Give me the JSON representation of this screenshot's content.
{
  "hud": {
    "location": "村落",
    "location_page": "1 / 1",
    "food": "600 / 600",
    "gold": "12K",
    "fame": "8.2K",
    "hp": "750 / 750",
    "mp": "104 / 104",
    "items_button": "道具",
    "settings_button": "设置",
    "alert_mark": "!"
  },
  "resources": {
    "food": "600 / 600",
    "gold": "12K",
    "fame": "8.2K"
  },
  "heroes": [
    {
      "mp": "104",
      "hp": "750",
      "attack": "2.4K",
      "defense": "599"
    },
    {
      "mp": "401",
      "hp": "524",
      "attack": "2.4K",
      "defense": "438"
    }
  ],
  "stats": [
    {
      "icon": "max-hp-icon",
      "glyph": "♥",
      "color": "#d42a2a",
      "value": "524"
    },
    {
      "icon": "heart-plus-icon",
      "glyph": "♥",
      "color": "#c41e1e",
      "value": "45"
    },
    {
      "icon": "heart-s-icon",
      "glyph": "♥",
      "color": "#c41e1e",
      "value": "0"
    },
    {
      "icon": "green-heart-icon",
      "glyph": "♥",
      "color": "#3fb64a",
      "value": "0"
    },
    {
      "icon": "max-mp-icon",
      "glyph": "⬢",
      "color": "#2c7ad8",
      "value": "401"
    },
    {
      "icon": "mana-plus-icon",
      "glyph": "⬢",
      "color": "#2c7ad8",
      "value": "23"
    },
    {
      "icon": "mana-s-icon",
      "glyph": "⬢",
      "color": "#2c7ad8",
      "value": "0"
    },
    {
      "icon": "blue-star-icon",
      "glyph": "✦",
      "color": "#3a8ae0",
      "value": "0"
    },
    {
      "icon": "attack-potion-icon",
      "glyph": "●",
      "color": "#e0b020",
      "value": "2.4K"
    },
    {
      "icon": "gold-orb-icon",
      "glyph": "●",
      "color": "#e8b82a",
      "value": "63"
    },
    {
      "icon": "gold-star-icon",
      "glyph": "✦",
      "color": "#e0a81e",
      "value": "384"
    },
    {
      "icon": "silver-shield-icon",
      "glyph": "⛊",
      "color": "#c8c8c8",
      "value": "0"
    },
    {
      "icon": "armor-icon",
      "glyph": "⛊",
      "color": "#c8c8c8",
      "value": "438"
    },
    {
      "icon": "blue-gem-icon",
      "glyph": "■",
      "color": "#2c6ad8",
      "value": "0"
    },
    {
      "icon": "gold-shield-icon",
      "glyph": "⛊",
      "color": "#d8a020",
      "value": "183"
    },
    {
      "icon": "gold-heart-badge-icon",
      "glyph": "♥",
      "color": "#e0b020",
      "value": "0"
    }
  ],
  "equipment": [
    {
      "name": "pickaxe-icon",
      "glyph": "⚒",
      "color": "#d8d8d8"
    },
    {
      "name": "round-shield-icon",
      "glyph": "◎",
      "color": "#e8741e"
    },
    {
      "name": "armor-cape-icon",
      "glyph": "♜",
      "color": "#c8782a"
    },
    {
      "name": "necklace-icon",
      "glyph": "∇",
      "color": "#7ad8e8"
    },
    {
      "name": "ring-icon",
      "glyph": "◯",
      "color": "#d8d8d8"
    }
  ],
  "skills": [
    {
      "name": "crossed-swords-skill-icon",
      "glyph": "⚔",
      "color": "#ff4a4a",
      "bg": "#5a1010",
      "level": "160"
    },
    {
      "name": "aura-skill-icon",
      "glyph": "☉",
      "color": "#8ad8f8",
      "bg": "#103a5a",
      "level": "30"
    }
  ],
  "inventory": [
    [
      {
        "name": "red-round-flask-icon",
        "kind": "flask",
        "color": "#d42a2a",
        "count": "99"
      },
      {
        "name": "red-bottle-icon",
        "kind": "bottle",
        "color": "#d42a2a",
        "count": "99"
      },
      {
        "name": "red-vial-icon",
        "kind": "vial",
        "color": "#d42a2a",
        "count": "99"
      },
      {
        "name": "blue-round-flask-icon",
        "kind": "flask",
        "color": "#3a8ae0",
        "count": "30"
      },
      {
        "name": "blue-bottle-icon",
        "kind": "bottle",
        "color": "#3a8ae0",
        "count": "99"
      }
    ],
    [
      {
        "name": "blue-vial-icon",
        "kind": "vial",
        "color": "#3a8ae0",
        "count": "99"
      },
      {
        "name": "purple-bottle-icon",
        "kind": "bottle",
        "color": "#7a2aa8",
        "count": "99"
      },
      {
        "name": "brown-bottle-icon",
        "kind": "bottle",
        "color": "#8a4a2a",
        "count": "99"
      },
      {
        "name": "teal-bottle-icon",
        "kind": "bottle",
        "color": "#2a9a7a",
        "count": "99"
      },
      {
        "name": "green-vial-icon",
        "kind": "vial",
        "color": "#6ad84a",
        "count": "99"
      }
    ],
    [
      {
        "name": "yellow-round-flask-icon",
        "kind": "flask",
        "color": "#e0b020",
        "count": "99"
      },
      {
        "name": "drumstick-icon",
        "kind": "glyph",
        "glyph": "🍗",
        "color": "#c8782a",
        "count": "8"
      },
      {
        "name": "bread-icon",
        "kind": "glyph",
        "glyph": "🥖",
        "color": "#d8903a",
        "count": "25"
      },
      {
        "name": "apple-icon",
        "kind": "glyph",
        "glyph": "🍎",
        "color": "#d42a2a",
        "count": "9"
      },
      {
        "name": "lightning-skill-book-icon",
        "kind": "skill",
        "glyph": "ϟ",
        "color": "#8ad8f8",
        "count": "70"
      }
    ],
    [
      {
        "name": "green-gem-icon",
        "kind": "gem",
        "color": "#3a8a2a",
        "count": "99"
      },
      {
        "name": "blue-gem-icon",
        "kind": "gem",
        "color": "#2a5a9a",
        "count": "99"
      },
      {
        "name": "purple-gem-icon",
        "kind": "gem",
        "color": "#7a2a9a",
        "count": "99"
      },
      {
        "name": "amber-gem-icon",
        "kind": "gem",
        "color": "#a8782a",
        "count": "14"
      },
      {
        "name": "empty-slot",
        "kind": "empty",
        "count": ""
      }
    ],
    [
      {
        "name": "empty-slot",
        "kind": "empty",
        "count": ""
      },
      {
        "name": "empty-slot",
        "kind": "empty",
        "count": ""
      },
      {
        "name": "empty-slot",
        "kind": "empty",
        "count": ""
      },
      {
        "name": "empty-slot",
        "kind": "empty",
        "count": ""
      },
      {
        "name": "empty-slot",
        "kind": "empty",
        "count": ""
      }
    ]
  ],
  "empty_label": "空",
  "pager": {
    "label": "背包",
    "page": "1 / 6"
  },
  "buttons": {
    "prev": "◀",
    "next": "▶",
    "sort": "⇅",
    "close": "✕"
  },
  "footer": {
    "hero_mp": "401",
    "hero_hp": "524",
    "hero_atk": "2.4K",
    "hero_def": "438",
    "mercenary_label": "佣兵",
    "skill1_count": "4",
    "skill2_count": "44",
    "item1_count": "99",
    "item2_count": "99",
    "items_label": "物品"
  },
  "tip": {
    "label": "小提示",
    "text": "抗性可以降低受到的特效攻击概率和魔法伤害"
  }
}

================================

STATED EXERCISE
Which lines of the material contain the string "heart"? List each of them.

TASK RESULT
      "icon": "heart-plus-icon",
      "icon": "heart-s-icon",
      "icon": "green-heart-icon",
      "icon": "gold-heart-badge-icon",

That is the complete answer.